*WORK TO COMPLETE*. Reproduce every one of the items below word for word, keeping each line and character unchanged.

Element and coordinate items:
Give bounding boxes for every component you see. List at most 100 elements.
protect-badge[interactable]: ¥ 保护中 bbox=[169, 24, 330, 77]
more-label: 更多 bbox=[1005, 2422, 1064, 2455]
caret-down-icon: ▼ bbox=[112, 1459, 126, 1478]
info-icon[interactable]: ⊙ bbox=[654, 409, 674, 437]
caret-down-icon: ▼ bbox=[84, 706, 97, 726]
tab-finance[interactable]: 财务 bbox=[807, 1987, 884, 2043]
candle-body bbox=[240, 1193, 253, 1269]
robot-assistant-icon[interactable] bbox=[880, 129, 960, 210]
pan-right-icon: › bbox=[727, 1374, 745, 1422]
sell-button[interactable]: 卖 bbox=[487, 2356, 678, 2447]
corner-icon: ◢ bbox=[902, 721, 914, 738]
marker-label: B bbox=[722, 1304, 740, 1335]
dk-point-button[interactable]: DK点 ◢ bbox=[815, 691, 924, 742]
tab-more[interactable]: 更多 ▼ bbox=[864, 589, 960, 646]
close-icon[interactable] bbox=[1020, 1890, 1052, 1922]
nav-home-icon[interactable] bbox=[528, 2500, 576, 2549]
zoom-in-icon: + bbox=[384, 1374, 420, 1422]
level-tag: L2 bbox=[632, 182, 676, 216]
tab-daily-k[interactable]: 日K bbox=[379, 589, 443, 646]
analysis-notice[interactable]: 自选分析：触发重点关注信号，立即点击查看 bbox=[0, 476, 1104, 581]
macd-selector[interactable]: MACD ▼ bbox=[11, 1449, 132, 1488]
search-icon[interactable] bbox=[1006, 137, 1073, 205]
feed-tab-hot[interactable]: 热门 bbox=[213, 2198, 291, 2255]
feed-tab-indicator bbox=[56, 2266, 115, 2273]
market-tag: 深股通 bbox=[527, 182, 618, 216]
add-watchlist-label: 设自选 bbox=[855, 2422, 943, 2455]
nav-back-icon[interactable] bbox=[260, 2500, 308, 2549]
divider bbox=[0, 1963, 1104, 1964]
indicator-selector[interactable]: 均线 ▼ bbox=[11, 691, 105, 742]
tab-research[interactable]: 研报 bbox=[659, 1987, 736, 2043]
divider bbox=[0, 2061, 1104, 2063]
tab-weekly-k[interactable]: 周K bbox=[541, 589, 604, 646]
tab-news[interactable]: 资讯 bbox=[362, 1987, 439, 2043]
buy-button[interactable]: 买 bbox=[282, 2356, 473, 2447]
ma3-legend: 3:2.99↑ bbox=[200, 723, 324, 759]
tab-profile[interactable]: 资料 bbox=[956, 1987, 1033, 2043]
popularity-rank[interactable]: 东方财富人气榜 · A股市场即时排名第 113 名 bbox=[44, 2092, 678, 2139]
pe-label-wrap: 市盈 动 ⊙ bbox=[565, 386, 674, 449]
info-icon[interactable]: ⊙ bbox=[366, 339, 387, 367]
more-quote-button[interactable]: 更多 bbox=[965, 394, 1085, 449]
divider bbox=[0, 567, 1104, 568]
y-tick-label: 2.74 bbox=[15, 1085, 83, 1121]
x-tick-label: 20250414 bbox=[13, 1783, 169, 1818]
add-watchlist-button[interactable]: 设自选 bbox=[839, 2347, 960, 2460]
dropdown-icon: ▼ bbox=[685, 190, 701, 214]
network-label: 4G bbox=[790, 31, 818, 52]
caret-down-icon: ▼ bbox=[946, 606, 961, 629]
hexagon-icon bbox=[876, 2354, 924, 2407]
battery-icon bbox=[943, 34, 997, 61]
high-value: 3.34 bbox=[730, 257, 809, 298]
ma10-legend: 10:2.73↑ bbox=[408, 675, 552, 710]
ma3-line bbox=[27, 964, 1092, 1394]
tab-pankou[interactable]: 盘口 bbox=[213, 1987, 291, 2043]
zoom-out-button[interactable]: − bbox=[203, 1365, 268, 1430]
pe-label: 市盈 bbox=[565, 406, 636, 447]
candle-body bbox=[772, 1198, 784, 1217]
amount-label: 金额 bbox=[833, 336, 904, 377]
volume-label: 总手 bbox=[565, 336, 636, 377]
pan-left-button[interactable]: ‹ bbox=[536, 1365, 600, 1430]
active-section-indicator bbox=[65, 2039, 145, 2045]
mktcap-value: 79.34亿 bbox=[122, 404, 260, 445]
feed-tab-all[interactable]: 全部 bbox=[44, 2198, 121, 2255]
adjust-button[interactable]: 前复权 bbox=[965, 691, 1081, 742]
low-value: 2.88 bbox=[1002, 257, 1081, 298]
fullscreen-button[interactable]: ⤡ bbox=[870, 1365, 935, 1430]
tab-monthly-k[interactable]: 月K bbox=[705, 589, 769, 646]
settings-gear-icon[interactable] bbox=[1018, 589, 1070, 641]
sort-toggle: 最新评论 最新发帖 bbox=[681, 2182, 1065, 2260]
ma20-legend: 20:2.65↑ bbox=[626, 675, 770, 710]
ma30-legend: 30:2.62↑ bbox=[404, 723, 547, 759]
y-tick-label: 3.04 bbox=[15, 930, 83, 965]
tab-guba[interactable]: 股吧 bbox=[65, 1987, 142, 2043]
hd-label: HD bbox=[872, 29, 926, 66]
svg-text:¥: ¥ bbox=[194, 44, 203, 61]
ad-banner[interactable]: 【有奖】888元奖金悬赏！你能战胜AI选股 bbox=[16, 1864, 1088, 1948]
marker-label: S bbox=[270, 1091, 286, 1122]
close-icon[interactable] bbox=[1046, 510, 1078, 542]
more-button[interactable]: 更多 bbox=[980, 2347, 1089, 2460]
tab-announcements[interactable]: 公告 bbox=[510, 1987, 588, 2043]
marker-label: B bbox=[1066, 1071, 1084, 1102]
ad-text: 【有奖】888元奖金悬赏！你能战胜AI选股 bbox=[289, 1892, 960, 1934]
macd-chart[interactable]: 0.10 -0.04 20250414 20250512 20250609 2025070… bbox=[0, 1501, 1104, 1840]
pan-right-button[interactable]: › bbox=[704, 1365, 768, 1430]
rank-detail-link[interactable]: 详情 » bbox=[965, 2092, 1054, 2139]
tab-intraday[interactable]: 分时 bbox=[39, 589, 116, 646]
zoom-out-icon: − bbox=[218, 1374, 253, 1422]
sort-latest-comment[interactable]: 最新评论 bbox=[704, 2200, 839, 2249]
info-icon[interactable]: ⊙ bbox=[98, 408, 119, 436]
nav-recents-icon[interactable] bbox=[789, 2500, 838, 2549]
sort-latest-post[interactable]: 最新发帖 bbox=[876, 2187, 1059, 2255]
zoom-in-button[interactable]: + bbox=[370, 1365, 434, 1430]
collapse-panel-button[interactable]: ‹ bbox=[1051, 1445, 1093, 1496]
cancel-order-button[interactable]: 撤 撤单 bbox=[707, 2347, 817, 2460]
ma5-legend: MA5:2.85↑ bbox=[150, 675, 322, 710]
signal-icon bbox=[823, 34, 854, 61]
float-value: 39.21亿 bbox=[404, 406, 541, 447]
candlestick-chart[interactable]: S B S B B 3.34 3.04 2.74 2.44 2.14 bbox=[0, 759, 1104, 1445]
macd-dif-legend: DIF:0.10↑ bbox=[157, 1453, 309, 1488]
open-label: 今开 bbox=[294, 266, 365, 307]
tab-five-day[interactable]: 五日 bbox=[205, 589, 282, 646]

*FINISHED ANSWER*.
Give bounding boxes for every component you see. List at most 100 elements.
protect-badge[interactable]: ¥ 保护中 bbox=[169, 24, 330, 77]
more-label: 更多 bbox=[1005, 2422, 1064, 2455]
caret-down-icon: ▼ bbox=[112, 1459, 126, 1478]
info-icon[interactable]: ⊙ bbox=[654, 409, 674, 437]
caret-down-icon: ▼ bbox=[84, 706, 97, 726]
tab-finance[interactable]: 财务 bbox=[807, 1987, 884, 2043]
candle-body bbox=[240, 1193, 253, 1269]
robot-assistant-icon[interactable] bbox=[880, 129, 960, 210]
pan-right-icon: › bbox=[727, 1374, 745, 1422]
sell-button[interactable]: 卖 bbox=[487, 2356, 678, 2447]
corner-icon: ◢ bbox=[902, 721, 914, 738]
marker-label: B bbox=[722, 1304, 740, 1335]
dk-point-button[interactable]: DK点 ◢ bbox=[815, 691, 924, 742]
tab-more[interactable]: 更多 ▼ bbox=[864, 589, 960, 646]
close-icon[interactable] bbox=[1020, 1890, 1052, 1922]
nav-home-icon[interactable] bbox=[528, 2500, 576, 2549]
zoom-in-icon: + bbox=[384, 1374, 420, 1422]
level-tag: L2 bbox=[632, 182, 676, 216]
tab-daily-k[interactable]: 日K bbox=[379, 589, 443, 646]
analysis-notice[interactable]: 自选分析：触发重点关注信号，立即点击查看 bbox=[0, 476, 1104, 581]
macd-selector[interactable]: MACD ▼ bbox=[11, 1449, 132, 1488]
search-icon[interactable] bbox=[1006, 137, 1073, 205]
feed-tab-hot[interactable]: 热门 bbox=[213, 2198, 291, 2255]
feed-tab-indicator bbox=[56, 2266, 115, 2273]
market-tag: 深股通 bbox=[527, 182, 618, 216]
add-watchlist-label: 设自选 bbox=[855, 2422, 943, 2455]
nav-back-icon[interactable] bbox=[260, 2500, 308, 2549]
divider bbox=[0, 1963, 1104, 1964]
indicator-selector[interactable]: 均线 ▼ bbox=[11, 691, 105, 742]
tab-research[interactable]: 研报 bbox=[659, 1987, 736, 2043]
divider bbox=[0, 2061, 1104, 2063]
tab-weekly-k[interactable]: 周K bbox=[541, 589, 604, 646]
tab-news[interactable]: 资讯 bbox=[362, 1987, 439, 2043]
buy-button[interactable]: 买 bbox=[282, 2356, 473, 2447]
ma3-legend: 3:2.99↑ bbox=[200, 723, 324, 759]
tab-profile[interactable]: 资料 bbox=[956, 1987, 1033, 2043]
popularity-rank[interactable]: 东方财富人气榜 · A股市场即时排名第 113 名 bbox=[44, 2092, 678, 2139]
pe-label-wrap: 市盈 动 ⊙ bbox=[565, 386, 674, 449]
info-icon[interactable]: ⊙ bbox=[366, 339, 387, 367]
more-quote-button[interactable]: 更多 bbox=[965, 394, 1085, 449]
divider bbox=[0, 567, 1104, 568]
y-tick-label: 2.74 bbox=[15, 1085, 83, 1121]
x-tick-label: 20250414 bbox=[13, 1783, 169, 1818]
add-watchlist-button[interactable]: 设自选 bbox=[839, 2347, 960, 2460]
dropdown-icon: ▼ bbox=[685, 190, 701, 214]
network-label: 4G bbox=[790, 31, 818, 52]
caret-down-icon: ▼ bbox=[946, 606, 961, 629]
hexagon-icon bbox=[876, 2354, 924, 2407]
battery-icon bbox=[943, 34, 997, 61]
high-value: 3.34 bbox=[730, 257, 809, 298]
ma10-legend: 10:2.73↑ bbox=[408, 675, 552, 710]
ma3-line bbox=[27, 964, 1092, 1394]
tab-pankou[interactable]: 盘口 bbox=[213, 1987, 291, 2043]
zoom-out-button[interactable]: − bbox=[203, 1365, 268, 1430]
pe-label: 市盈 bbox=[565, 406, 636, 447]
candle-body bbox=[772, 1198, 784, 1217]
amount-label: 金额 bbox=[833, 336, 904, 377]
volume-label: 总手 bbox=[565, 336, 636, 377]
pan-left-button[interactable]: ‹ bbox=[536, 1365, 600, 1430]
active-section-indicator bbox=[65, 2039, 145, 2045]
mktcap-value: 79.34亿 bbox=[122, 404, 260, 445]
feed-tab-all[interactable]: 全部 bbox=[44, 2198, 121, 2255]
adjust-button[interactable]: 前复权 bbox=[965, 691, 1081, 742]
low-value: 2.88 bbox=[1002, 257, 1081, 298]
fullscreen-button[interactable]: ⤡ bbox=[870, 1365, 935, 1430]
tab-monthly-k[interactable]: 月K bbox=[705, 589, 769, 646]
settings-gear-icon[interactable] bbox=[1018, 589, 1070, 641]
sort-toggle: 最新评论 最新发帖 bbox=[681, 2182, 1065, 2260]
ma20-legend: 20:2.65↑ bbox=[626, 675, 770, 710]
ma30-legend: 30:2.62↑ bbox=[404, 723, 547, 759]
y-tick-label: 3.04 bbox=[15, 930, 83, 965]
tab-guba[interactable]: 股吧 bbox=[65, 1987, 142, 2043]
hd-label: HD bbox=[872, 29, 926, 66]
svg-text:¥: ¥ bbox=[194, 44, 203, 61]
ad-banner[interactable]: 【有奖】888元奖金悬赏！你能战胜AI选股 bbox=[16, 1864, 1088, 1948]
marker-label: S bbox=[270, 1091, 286, 1122]
close-icon[interactable] bbox=[1046, 510, 1078, 542]
more-button[interactable]: 更多 bbox=[980, 2347, 1089, 2460]
tab-announcements[interactable]: 公告 bbox=[510, 1987, 588, 2043]
marker-label: B bbox=[1066, 1071, 1084, 1102]
ad-text: 【有奖】888元奖金悬赏！你能战胜AI选股 bbox=[289, 1892, 960, 1934]
macd-chart[interactable]: 0.10 -0.04 20250414 20250512 20250609 2025070… bbox=[0, 1501, 1104, 1840]
pan-right-button[interactable]: › bbox=[704, 1365, 768, 1430]
rank-detail-link[interactable]: 详情 » bbox=[965, 2092, 1054, 2139]
tab-intraday[interactable]: 分时 bbox=[39, 589, 116, 646]
zoom-out-icon: − bbox=[218, 1374, 253, 1422]
sort-latest-comment[interactable]: 最新评论 bbox=[704, 2200, 839, 2249]
info-icon[interactable]: ⊙ bbox=[98, 408, 119, 436]
nav-recents-icon[interactable] bbox=[789, 2500, 838, 2549]
sort-latest-post[interactable]: 最新发帖 bbox=[876, 2187, 1059, 2255]
zoom-in-button[interactable]: + bbox=[370, 1365, 434, 1430]
collapse-panel-button[interactable]: ‹ bbox=[1051, 1445, 1093, 1496]
cancel-order-button[interactable]: 撤 撤单 bbox=[707, 2347, 817, 2460]
ma5-legend: MA5:2.85↑ bbox=[150, 675, 322, 710]
signal-icon bbox=[823, 34, 854, 61]
float-value: 39.21亿 bbox=[404, 406, 541, 447]
candlestick-chart[interactable]: S B S B B 3.34 3.04 2.74 2.44 2.14 bbox=[0, 759, 1104, 1445]
macd-dif-legend: DIF:0.10↑ bbox=[157, 1453, 309, 1488]
open-label: 今开 bbox=[294, 266, 365, 307]
tab-five-day[interactable]: 五日 bbox=[205, 589, 282, 646]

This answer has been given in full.